**** Records to use
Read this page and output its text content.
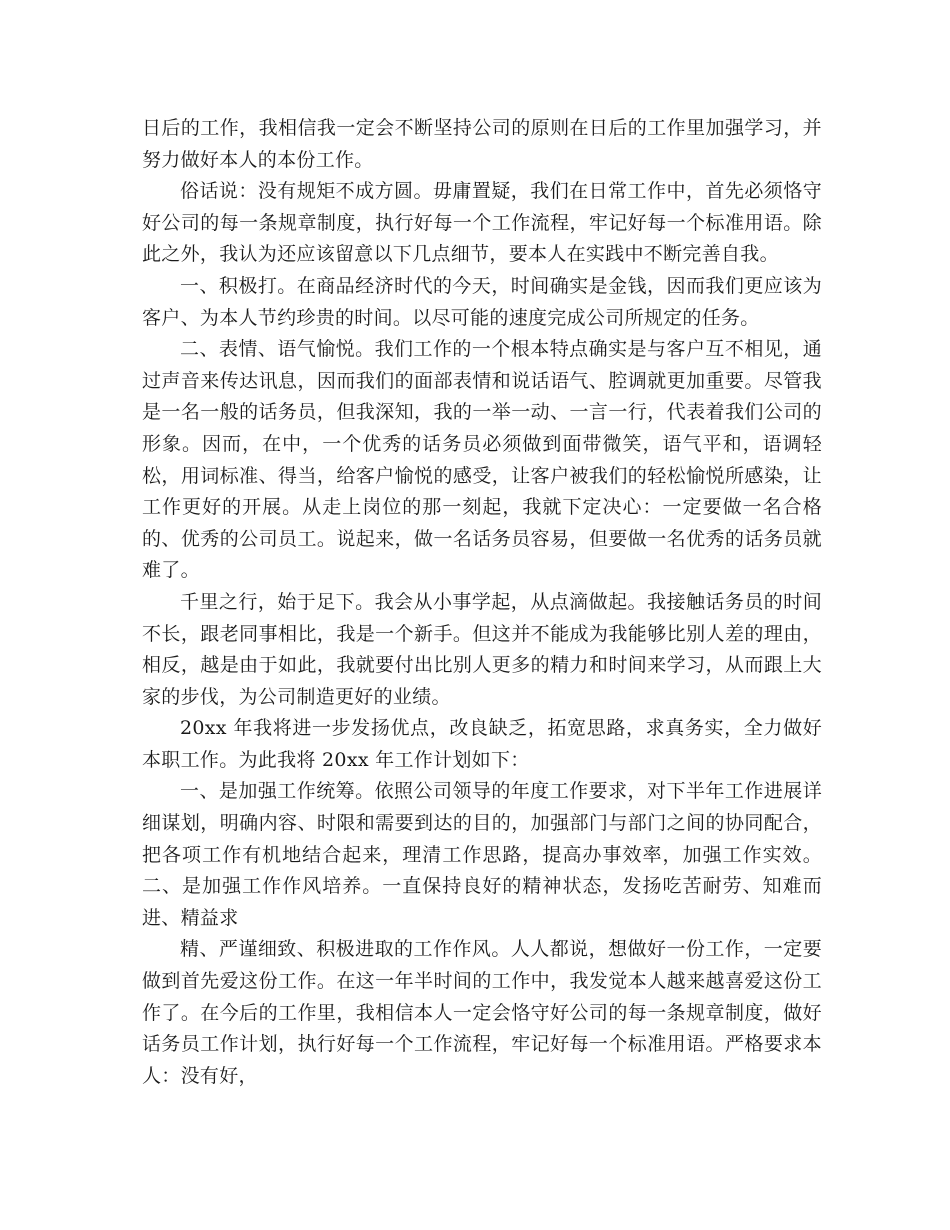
日后的工作，我相信我一定会不断坚持公司的原则在日后的工作里加强学习，并努力做好本人的本份工作。

俗话说：没有规矩不成方圆。毋庸置疑，我们在日常工作中，首先必须恪守好公司的每一条规章制度，执行好每一个工作流程，牢记好每一个标准用语。除此之外，我认为还应该留意以下几点细节，要本人在实践中不断完善自我。

一、积极打。在商品经济时代的今天，时间确实是金钱，因而我们更应该为客户、为本人节约珍贵的时间。以尽可能的速度完成公司所规定的任务。

二、表情、语气愉悦。我们工作的一个根本特点确实是与客户互不相见，通过声音来传达讯息，因而我们的面部表情和说话语气、腔调就更加重要。尽管我是一名一般的话务员，但我深知，我的一举一动、一言一行，代表着我们公司的形象。因而，在中，一个优秀的话务员必须做到面带微笑，语气平和，语调轻松，用词标准、得当，给客户愉悦的感受，让客户被我们的轻松愉悦所感染，让工作更好的开展。从走上岗位的那一刻起，我就下定决心：一定要做一名合格的、优秀的公司员工。说起来，做一名话务员容易，但要做一名优秀的话务员就难了。

千里之行，始于足下。我会从小事学起，从点滴做起。我接触话务员的时间不长，跟老同事相比，我是一个新手。但这并不能成为我能够比别人差的理由，相反，越是由于如此，我就要付出比别人更多的精力和时间来学习，从而跟上大家的步伐，为公司制造更好的业绩。

20xx 年我将进一步发扬优点，改良缺乏，拓宽思路，求真务实，全力做好本职工作。为此我将 20xx 年工作计划如下：

一、是加强工作统筹。依照公司领导的年度工作要求，对下半年工作进展详细谋划，明确内容、时限和需要到达的目的，加强部门与部门之间的协同配合，把各项工作有机地结合起来，理清工作思路，提高办事效率，加强工作实效。二、是加强工作作风培养。一直保持良好的精神状态，发扬吃苦耐劳、知难而进、精益求

精、严谨细致、积极进取的工作作风。人人都说，想做好一份工作，一定要做到首先爱这份工作。在这一年半时间的工作中，我发觉本人越来越喜爱这份工作了。在今后的工作里，我相信本人一定会恪守好公司的每一条规章制度，做好话务员工作计划，执行好每一个工作流程，牢记好每一个标准用语。严格要求本人：没有好，
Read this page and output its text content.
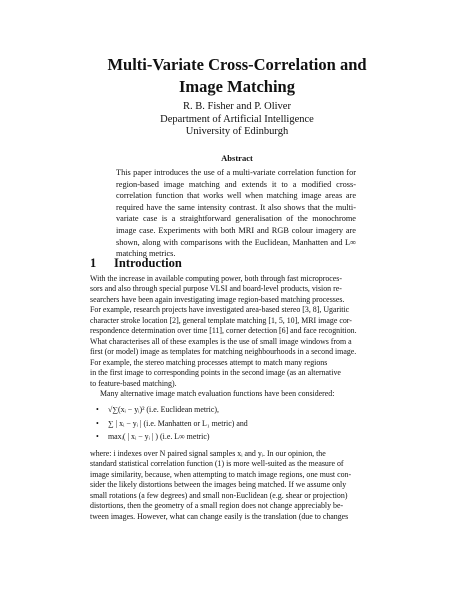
Multi-Variate Cross-Correlation and
Image Matching
R. B. Fisher and P. Oliver
Department of Artificial Intelligence
University of Edinburgh
Abstract
This paper introduces the use of a multi-variate correlation function for region-based image matching and extends it to a modified cross-correlation function that works well when matching image areas are required have the same intensity contrast. It also shows that the multi-variate case is a straightforward generalisation of the monochrome image case. Experiments with both MRI and RGB colour imagery are shown, along with comparisons with the Euclidean, Manhatten and L∞ matching metrics.
1 Introduction
With the increase in available computing power, both through fast microproces-
sors and also through special purpose VLSI and board-level products, vision re-
searchers have been again investigating image region-based matching processes.
For example, research projects have investigated area-based stereo [3, 8], Ugaritic
character stroke location [2], general template matching [1, 5, 10], MRI image cor-
respondence determination over time [11], corner detection [6] and face recognition.
What characterises all of these examples is the use of small image windows from a
first (or model) image as templates for matching neighbourhoods in a second image.
For example, the stereo matching processes attempt to match many regions
in the first image to corresponding points in the second image (as an alternative
to feature-based matching).
Many alternative image match evaluation functions have been considered:
• √∑(xᵢ − yᵢ)² (i.e. Euclidean metric),
• ∑ | xᵢ − yᵢ | (i.e. Manhatten or L₁ metric) and
• maxᵢ( | xᵢ − yᵢ | ) (i.e. L∞ metric)
where: i indexes over N paired signal samples xᵢ and yᵢ. In our opinion, the
standard statistical correlation function (1) is more well-suited as the measure of
image similarity, because, when attempting to match image regions, one must con-
sider the likely distortions between the images being matched. If we assume only
small rotations (a few degrees) and small non-Euclidean (e.g. shear or projection)
distortions, then the geometry of a small region does not change appreciably be-
tween images. However, what can change easily is the translation (due to changes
********
**Given task**
Read the data above. Pull out each line in which the string "through" appears.

**Answer in full**
With the increase in available computing power, both through fast microproces-
sors and also through special purpose VLSI and board-level products, vision re-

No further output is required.